EXERCICES:
a: D'après le texte, dans quel livre de la Bible se trouve Quohéleth ?
b: Reproduisez sous forme de tableau Markdown la partie des données qui va de leur première ligne jusqu'à la ligne contenant « flowchart-box-8-text: Terminal User », celle-ci comprise, en omettant les lignes vides. Le tableau a deux colonnes : « N° » pour le numéro de ligne et « Ligne » pour son texte.

Spinoza répondrait peut-être : « A propos des actions humaines, ne pas rire, ne pas se moquer, ne pas juger mais comprendre ».
Essayons....
La chose n’est pas simple. A chaque fois notre existence est bouleversée, plus ou moins et il y va de chacun de faire face...
D'autres ont allumé leur lampe, avant nous et nous pouvons bénéficier de leur lumière pour y voir plus clair.....
Descartes prend la raison pour guide et il dit quelle méthode il met en œuvre:
« Et j’avais toujours un extrême désir d’apprendre à distinguer le vrai d’avec le faux pour voir clair en mes actions et marcher avec assurance en cette vie »
Camus dans le Mythe de Sisyphe : « Il faut imaginer Sisyphe heureux ». Consolation de dernière heure en réponse à une existence perçue comme absurde…dont il faut trouver le sens.
Simone Weil (la philosophe) en appelle à la mobilisation dans un moment précis de l'Histoire.
En 1934 elle écrit : » la période présente est de celle où tout ce qui semble normalement constituer une raison de vivre s’évanouit, où l’on doit, sous peine de sombrer dans le désarroi ou l’inconscience, tout remettre en question »
Attitude radicale.
Il en est une autre, face au Monde tel qu'il va, plus commune, très ancienne mais qui n’a pas vieilli : celle de Quohéleth dans ce livre de la Bible : l’Ecclésiaste.
Quohéleth le sage, le philosophe. (III s avant JC)
Il dit : « Vanité des vanités tout n’est que vanité ? Quel intérêt a l’homme à toute la peine qu’il prend sous le soleil. »
Et il poursuit:
« Rien de nouveau sous le soleil ».

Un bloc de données
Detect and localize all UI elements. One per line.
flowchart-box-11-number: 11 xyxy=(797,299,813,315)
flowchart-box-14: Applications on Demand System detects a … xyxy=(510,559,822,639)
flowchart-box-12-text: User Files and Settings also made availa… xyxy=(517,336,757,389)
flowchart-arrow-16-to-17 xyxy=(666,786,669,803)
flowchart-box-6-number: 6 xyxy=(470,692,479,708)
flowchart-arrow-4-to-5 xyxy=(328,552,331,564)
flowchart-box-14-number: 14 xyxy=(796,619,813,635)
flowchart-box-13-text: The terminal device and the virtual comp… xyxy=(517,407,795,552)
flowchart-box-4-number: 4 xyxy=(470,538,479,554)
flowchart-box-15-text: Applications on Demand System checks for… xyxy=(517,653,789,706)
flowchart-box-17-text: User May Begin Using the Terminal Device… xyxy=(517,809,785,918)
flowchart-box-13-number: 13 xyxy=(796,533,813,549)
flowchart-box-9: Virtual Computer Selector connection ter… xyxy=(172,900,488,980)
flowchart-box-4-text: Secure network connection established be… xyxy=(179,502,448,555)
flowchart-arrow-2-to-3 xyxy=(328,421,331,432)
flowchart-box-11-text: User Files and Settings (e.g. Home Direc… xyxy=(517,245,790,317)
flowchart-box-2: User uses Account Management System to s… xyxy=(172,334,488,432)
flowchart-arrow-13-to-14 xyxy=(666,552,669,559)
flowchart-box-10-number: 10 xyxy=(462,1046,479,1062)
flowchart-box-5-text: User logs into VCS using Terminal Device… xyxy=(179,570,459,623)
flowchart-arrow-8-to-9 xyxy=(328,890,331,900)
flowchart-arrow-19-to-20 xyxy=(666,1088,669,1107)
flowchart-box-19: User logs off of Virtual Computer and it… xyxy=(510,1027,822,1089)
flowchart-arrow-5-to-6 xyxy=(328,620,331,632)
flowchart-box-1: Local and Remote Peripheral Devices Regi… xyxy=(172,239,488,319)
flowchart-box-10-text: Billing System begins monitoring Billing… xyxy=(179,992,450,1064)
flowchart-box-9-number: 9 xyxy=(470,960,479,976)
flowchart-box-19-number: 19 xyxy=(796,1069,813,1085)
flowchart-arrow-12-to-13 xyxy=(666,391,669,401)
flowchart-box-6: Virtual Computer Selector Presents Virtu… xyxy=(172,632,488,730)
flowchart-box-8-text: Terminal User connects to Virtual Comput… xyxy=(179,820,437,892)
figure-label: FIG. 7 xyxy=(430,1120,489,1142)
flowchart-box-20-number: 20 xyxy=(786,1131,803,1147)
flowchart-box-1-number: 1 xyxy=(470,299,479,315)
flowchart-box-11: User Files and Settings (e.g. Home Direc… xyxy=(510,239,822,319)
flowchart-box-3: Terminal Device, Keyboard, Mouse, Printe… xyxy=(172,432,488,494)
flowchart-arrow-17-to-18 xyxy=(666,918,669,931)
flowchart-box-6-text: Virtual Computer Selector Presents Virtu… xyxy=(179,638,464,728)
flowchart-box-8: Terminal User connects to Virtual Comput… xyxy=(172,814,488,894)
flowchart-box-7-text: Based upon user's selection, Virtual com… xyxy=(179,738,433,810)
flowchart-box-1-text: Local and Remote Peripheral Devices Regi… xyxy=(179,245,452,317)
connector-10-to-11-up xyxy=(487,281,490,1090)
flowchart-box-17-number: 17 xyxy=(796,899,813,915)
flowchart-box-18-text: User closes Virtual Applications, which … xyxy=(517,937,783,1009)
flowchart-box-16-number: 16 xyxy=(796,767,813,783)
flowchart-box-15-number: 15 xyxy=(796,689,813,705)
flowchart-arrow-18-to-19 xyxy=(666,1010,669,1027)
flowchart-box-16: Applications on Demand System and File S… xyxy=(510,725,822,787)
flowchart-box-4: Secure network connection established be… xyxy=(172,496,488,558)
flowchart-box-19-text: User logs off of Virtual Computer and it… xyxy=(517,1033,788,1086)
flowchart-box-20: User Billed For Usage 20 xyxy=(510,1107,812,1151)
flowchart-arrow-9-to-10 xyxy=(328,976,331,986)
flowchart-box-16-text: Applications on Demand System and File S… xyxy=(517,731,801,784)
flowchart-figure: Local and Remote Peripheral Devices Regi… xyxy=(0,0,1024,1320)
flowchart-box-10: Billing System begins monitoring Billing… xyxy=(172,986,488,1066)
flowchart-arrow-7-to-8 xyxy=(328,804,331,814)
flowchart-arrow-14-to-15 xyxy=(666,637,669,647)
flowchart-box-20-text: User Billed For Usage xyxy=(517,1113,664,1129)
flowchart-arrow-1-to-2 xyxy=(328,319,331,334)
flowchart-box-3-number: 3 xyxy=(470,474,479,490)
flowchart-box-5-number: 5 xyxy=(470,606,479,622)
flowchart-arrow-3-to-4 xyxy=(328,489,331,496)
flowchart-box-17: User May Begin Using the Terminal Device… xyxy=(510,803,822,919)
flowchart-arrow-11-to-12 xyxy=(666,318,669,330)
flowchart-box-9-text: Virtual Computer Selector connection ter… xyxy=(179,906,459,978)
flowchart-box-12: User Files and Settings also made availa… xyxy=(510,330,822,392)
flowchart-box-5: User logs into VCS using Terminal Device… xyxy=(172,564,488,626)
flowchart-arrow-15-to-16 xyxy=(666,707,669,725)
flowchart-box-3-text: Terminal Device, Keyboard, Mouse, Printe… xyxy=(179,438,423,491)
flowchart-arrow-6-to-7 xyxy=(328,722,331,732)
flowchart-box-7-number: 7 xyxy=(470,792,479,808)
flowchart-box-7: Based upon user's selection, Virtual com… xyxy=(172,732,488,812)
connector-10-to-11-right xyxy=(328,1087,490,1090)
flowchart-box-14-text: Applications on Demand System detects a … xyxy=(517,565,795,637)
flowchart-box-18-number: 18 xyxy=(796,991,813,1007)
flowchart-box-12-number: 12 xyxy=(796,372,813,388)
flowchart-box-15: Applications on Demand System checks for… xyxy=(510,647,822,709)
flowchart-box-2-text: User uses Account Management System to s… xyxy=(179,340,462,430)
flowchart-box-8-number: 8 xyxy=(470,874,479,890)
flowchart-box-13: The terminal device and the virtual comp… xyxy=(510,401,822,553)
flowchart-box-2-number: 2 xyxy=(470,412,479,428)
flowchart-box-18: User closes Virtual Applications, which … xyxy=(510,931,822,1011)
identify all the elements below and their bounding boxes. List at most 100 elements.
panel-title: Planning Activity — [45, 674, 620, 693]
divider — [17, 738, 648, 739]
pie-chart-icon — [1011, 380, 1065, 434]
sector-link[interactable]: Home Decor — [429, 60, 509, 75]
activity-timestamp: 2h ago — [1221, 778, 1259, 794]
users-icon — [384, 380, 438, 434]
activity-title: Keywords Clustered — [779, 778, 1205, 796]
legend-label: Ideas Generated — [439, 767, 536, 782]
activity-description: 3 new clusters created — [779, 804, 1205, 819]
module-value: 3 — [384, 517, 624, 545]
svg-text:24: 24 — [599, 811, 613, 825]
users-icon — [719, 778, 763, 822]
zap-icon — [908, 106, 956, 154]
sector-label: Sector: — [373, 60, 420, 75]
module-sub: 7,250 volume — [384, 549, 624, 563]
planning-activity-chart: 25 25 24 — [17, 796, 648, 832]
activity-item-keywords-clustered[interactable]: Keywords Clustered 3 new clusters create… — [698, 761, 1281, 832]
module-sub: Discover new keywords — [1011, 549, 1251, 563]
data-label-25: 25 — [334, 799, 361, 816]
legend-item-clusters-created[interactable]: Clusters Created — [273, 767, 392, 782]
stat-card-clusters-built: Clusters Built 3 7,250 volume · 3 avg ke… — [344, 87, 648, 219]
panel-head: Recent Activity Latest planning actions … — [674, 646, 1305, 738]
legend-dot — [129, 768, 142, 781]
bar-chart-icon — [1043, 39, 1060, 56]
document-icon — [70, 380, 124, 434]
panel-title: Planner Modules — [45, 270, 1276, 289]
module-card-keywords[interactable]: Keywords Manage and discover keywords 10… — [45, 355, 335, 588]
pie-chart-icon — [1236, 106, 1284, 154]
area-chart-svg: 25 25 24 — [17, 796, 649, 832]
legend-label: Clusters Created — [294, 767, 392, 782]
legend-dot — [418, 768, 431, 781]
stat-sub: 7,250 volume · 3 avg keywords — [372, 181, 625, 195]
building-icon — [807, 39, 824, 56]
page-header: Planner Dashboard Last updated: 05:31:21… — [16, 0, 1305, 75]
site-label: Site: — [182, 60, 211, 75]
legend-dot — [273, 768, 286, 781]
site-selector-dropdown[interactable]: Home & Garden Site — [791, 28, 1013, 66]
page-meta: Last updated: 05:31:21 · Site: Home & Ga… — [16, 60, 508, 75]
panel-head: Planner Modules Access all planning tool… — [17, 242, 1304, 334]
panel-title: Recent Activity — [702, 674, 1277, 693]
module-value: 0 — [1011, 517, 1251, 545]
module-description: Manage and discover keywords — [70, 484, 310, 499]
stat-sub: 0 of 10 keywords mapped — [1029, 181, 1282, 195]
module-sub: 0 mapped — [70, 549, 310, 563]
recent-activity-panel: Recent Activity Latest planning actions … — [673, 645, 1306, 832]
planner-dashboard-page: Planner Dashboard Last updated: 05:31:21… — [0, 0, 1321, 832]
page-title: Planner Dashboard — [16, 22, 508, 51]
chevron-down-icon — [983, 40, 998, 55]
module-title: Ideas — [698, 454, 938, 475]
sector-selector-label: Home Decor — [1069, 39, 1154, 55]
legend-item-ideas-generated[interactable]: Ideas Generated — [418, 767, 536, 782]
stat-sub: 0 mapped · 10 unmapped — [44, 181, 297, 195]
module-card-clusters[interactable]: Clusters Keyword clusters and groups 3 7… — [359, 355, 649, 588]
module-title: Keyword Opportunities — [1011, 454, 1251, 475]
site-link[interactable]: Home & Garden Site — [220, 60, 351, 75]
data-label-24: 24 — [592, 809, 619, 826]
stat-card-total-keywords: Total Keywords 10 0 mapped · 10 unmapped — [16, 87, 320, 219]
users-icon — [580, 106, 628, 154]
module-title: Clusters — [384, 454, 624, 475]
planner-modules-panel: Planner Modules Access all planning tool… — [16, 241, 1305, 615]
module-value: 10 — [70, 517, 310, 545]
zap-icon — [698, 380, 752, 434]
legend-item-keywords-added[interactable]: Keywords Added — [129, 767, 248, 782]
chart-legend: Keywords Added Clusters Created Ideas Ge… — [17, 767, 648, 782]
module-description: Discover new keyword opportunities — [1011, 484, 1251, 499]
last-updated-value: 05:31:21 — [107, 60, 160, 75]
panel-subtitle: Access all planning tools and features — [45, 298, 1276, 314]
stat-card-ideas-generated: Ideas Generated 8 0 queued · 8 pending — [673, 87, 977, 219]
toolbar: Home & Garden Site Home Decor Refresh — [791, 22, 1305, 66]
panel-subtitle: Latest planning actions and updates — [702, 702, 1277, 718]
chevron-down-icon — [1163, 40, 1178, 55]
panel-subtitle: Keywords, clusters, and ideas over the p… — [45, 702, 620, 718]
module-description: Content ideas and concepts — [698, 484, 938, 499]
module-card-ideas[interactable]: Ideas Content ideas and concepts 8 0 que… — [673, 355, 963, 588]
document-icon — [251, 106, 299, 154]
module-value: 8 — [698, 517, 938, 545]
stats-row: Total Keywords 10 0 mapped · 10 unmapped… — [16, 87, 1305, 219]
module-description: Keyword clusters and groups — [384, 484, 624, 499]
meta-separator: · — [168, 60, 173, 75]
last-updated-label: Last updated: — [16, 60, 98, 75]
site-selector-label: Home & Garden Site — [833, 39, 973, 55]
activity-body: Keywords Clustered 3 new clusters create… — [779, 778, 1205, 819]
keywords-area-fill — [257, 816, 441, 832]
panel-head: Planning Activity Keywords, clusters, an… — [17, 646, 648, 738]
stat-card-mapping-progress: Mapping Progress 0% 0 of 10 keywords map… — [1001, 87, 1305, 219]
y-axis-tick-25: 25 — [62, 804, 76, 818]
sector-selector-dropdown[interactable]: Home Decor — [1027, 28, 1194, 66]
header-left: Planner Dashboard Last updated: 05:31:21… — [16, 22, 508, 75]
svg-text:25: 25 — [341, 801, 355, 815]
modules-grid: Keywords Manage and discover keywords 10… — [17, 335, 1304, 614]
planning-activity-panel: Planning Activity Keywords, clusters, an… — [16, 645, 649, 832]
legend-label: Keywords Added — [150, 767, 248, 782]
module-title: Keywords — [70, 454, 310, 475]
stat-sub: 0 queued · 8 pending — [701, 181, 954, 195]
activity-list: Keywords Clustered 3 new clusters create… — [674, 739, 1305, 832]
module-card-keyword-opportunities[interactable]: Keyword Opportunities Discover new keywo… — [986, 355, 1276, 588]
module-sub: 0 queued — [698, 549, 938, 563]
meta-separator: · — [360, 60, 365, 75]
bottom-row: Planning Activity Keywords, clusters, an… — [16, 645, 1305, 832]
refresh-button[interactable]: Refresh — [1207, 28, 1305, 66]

CORRIGÉ DES EXERCICES:
a: Dans l'Ecclésiaste.

b:
| N° | Ligne |
|---|---|
| 1 | Detect and localize all UI elements. One per line. |
| 2 | flowchart-box-11-number: 11 xyxy=(797,299,813,315) |
| 3 | flowchart-box-14: Applications on Demand System detects a … xyxy=(510,559,822,639) |
| 4 | flowchart-box-12-text: User Files and Settings also made availa… xyxy=(517,336,757,389) |
| 5 | flowchart-arrow-16-to-17 xyxy=(666,786,669,803) |
| 6 | flowchart-box-6-number: 6 xyxy=(470,692,479,708) |
| 7 | flowchart-arrow-4-to-5 xyxy=(328,552,331,564) |
| 8 | flowchart-box-14-number: 14 xyxy=(796,619,813,635) |
| 9 | flowchart-box-13-text: The terminal device and the virtual comp… xyxy=(517,407,795,552) |
| 10 | flowchart-box-4-number: 4 xyxy=(470,538,479,554) |
| 11 | flowchart-box-15-text: Applications on Demand System checks for… xyxy=(517,653,789,706) |
| 12 | flowchart-box-17-text: User May Begin Using the Terminal Device… xyxy=(517,809,785,918) |
| 13 | flowchart-box-13-number: 13 xyxy=(796,533,813,549) |
| 14 | flowchart-box-9: Virtual Computer Selector connection ter… xyxy=(172,900,488,980) |
| 15 | flowchart-box-4-text: Secure network connection established be… xyxy=(179,502,448,555) |
| 16 | flowchart-arrow-2-to-3 xyxy=(328,421,331,432) |
| 17 | flowchart-box-11-text: User Files and Settings (e.g. Home Direc… xyxy=(517,245,790,317) |
| 18 | flowchart-box-2: User uses Account Management System to s… xyxy=(172,334,488,432) |
| 19 | flowchart-arrow-13-to-14 xyxy=(666,552,669,559) |
| 20 | flowchart-box-10-number: 10 xyxy=(462,1046,479,1062) |
| 21 | flowchart-box-5-text: User logs into VCS using Terminal Device… xyxy=(179,570,459,623) |
| 22 | flowchart-arrow-8-to-9 xyxy=(328,890,331,900) |
| 23 | flowchart-arrow-19-to-20 xyxy=(666,1088,669,1107) |
| 24 | flowchart-box-19: User logs off of Virtual Computer and it… xyxy=(510,1027,822,1089) |
| 25 | flowchart-arrow-5-to-6 xyxy=(328,620,331,632) |
| 26 | flowchart-box-1: Local and Remote Peripheral Devices Regi… xyxy=(172,239,488,319) |
| 27 | flowchart-box-10-text: Billing System begins monitoring Billing… xyxy=(179,992,450,1064) |
| 28 | flowchart-box-9-number: 9 xyxy=(470,960,479,976) |
| 29 | flowchart-box-19-number: 19 xyxy=(796,1069,813,1085) |
| 30 | flowchart-arrow-12-to-13 xyxy=(666,391,669,401) |
| 31 | flowchart-box-6: Virtual Computer Selector Presents Virtu… xyxy=(172,632,488,730) |
| 32 | flowchart-box-8-text: Terminal User connects to Virtual Comput… xyxy=(179,820,437,892) |